EXERCISE DETAILS:
Could you transcribe the material below exactly, without leaving out a single line?

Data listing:
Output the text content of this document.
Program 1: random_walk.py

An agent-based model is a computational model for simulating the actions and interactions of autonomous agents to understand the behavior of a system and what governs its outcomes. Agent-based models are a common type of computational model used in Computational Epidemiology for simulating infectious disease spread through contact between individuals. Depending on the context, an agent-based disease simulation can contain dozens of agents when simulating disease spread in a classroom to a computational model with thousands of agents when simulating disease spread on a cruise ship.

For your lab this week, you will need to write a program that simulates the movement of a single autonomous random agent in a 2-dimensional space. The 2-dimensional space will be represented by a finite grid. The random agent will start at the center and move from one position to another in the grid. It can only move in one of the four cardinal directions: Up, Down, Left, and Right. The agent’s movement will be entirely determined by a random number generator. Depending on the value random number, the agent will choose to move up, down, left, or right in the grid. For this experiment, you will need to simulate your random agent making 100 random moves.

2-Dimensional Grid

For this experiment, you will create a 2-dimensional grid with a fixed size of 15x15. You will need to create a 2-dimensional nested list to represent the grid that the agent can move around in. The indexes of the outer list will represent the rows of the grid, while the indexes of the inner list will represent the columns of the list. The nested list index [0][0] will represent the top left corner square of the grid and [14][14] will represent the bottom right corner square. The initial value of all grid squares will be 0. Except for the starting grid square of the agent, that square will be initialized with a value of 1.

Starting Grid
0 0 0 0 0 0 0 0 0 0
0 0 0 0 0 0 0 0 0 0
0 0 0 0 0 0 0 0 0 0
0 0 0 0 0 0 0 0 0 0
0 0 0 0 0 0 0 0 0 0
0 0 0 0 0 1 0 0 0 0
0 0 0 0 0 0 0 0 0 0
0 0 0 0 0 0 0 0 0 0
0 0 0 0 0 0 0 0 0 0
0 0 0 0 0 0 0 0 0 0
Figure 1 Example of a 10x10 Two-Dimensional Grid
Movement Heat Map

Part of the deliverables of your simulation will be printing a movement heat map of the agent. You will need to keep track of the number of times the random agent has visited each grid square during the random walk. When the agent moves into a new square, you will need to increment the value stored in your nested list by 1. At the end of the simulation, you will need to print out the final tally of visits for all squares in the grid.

OUTPUT FOR THIS TASK:
Output the text content of this document.
Program 1: random_walk.py

An agent-based model is a computational model for simulating the actions and interactions of autonomous agents to understand the behavior of a system and what governs its outcomes. Agent-based models are a common type of computational model used in Computational Epidemiology for simulating infectious disease spread through contact between individuals. Depending on the context, an agent-based disease simulation can contain dozens of agents when simulating disease spread in a classroom to a computational model with thousands of agents when simulating disease spread on a cruise ship.

For your lab this week, you will need to write a program that simulates the movement of a single autonomous random agent in a 2-dimensional space. The 2-dimensional space will be represented by a finite grid. The random agent will start at the center and move from one position to another in the grid. It can only move in one of the four cardinal directions: Up, Down, Left, and Right. The agent’s movement will be entirely determined by a random number generator. Depending on the value random number, the agent will choose to move up, down, left, or right in the grid. For this experiment, you will need to simulate your random agent making 100 random moves.

2-Dimensional Grid

For this experiment, you will create a 2-dimensional grid with a fixed size of 15x15. You will need to create a 2-dimensional nested list to represent the grid that the agent can move around in. The indexes of the outer list will represent the rows of the grid, while the indexes of the inner list will represent the columns of the list. The nested list index [0][0] will represent the top left corner square of the grid and [14][14] will represent the bottom right corner square. The initial value of all grid squares will be 0. Except for the starting grid square of the agent, that square will be initialized with a value of 1.

Starting Grid
0 0 0 0 0 0 0 0 0 0
0 0 0 0 0 0 0 0 0 0
0 0 0 0 0 0 0 0 0 0
0 0 0 0 0 0 0 0 0 0
0 0 0 0 0 0 0 0 0 0
0 0 0 0 0 1 0 0 0 0
0 0 0 0 0 0 0 0 0 0
0 0 0 0 0 0 0 0 0 0
0 0 0 0 0 0 0 0 0 0
0 0 0 0 0 0 0 0 0 0
Figure 1 Example of a 10x10 Two-Dimensional Grid
Movement Heat Map

Part of the deliverables of your simulation will be printing a movement heat map of the agent. You will need to keep track of the number of times the random agent has visited each grid square during the random walk. When the agent moves into a new square, you will need to increment the value stored in your nested list by 1. At the end of the simulation, you will need to print out the final tally of visits for all squares in the grid.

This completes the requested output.